Objective - Please report every line from the material that contains the word "rapido".

#####

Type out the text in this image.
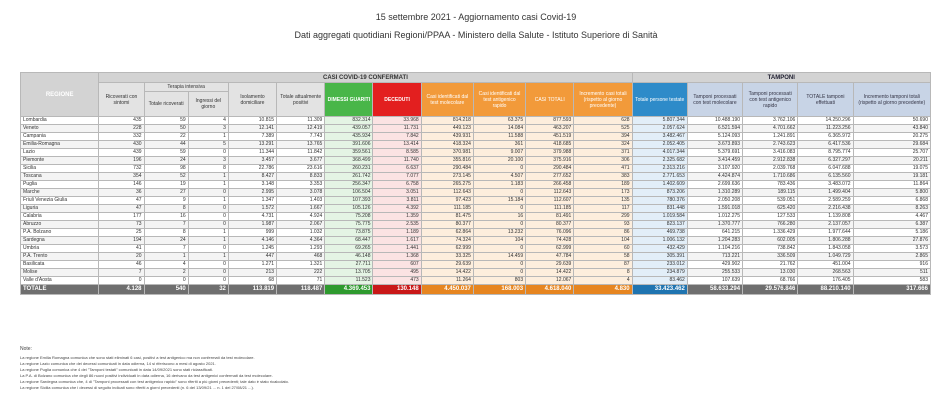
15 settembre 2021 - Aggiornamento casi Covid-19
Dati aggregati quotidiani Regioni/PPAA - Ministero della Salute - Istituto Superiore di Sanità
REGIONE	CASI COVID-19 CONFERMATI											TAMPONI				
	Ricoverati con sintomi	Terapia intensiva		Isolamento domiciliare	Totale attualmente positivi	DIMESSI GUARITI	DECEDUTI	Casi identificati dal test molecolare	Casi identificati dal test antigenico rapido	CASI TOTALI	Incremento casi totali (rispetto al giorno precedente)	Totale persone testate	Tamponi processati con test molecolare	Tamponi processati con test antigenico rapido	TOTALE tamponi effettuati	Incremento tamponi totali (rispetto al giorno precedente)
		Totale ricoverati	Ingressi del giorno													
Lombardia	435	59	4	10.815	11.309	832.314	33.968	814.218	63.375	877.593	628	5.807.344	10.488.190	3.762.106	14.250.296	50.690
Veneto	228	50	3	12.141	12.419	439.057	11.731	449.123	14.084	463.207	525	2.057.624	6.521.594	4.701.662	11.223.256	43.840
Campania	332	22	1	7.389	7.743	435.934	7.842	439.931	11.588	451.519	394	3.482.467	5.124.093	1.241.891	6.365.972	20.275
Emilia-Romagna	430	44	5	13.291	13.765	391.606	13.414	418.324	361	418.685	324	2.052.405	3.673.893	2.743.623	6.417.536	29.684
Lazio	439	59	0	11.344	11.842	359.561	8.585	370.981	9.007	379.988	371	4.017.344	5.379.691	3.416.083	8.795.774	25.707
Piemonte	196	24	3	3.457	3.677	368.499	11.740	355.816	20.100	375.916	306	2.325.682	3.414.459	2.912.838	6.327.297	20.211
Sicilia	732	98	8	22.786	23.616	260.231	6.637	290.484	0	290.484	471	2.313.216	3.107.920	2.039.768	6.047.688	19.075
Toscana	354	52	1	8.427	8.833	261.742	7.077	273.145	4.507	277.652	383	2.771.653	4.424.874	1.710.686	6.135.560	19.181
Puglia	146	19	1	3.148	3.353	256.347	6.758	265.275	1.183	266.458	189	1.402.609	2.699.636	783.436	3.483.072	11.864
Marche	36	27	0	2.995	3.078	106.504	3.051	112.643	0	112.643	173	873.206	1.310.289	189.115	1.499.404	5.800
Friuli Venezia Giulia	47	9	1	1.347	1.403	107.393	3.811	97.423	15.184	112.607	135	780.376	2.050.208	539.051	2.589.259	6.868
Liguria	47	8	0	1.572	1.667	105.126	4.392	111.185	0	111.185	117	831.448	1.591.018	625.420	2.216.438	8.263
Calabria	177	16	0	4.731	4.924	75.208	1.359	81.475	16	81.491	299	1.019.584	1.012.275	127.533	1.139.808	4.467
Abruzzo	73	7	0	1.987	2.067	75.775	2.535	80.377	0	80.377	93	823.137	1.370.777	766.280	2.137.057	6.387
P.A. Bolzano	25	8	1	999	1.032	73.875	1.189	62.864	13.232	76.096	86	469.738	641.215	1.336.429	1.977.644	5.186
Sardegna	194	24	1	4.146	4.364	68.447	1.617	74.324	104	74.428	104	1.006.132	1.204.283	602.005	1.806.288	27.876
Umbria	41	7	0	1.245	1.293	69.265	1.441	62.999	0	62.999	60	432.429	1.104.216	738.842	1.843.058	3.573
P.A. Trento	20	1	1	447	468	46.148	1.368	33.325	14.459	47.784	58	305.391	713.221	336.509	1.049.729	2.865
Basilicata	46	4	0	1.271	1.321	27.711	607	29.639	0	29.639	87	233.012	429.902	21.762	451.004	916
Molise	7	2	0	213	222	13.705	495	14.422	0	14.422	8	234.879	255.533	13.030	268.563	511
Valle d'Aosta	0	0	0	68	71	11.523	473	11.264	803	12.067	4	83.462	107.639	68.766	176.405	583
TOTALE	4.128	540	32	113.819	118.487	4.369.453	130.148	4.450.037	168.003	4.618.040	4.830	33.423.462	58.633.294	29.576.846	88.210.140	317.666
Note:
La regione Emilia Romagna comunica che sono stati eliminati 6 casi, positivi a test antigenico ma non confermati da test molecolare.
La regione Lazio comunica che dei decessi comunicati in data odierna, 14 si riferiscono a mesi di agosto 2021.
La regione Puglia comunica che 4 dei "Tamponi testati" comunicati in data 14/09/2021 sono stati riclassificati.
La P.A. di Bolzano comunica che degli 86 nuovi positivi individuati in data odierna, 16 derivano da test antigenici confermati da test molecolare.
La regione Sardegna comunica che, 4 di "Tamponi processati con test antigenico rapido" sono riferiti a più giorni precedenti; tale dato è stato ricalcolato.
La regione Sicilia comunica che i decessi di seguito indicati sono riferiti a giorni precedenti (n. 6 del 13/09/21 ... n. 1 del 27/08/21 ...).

#####

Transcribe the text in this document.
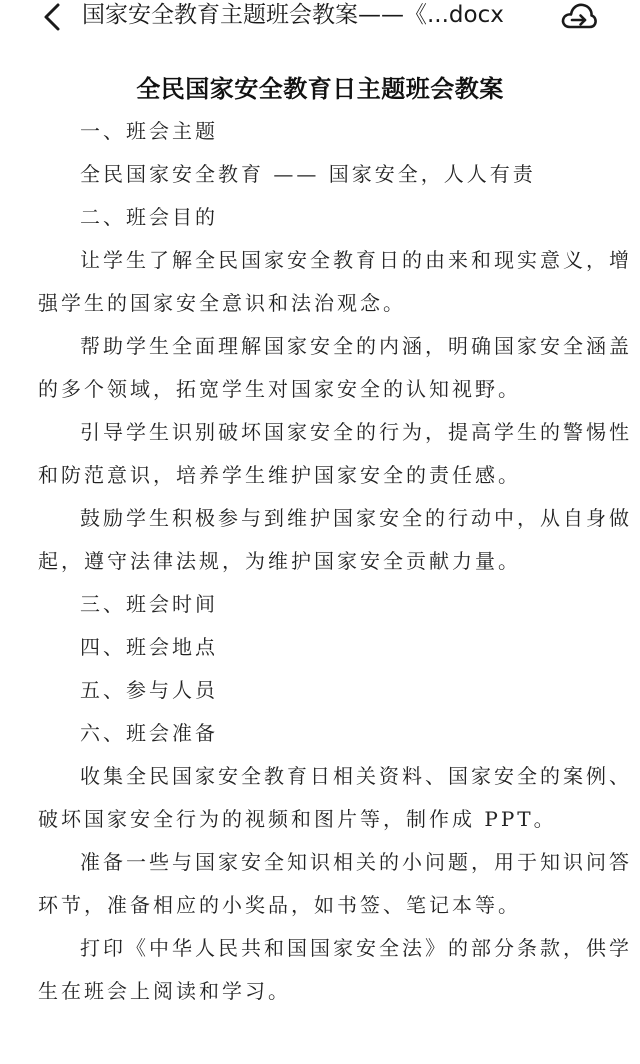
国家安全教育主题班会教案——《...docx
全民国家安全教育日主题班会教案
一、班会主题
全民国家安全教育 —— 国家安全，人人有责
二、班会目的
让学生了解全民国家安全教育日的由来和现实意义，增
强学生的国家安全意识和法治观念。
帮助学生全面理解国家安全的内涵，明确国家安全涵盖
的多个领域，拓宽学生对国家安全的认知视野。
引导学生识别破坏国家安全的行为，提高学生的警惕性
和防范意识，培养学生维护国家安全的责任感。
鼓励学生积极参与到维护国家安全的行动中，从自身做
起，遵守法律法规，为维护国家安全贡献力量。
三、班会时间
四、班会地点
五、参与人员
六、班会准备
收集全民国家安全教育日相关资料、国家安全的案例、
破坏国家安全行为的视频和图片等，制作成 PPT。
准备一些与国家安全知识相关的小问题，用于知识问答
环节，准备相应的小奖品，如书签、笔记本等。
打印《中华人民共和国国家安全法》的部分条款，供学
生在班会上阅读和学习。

#####

Task output -
	Ricoverati con sintomi	Terapia intensiva		Isolamento domiciliare	Totale attualmente positivi	DIMESSI GUARITI	DECEDUTI	Casi identificati dal test molecolare	Casi identificati dal test antigenico rapido	CASI TOTALI	Incremento casi totali (rispetto al giorno precedente)	Totale persone testate	Tamponi processati con test molecolare	Tamponi processati con test antigenico rapido	TOTALE tamponi effettuati	Incremento tamponi totali (rispetto al giorno precedente)
La regione Sardegna comunica che, 4 di "Tamponi processati con test antigenico rapido" sono riferiti a più giorni precedenti; tale dato è stato ricalcolato.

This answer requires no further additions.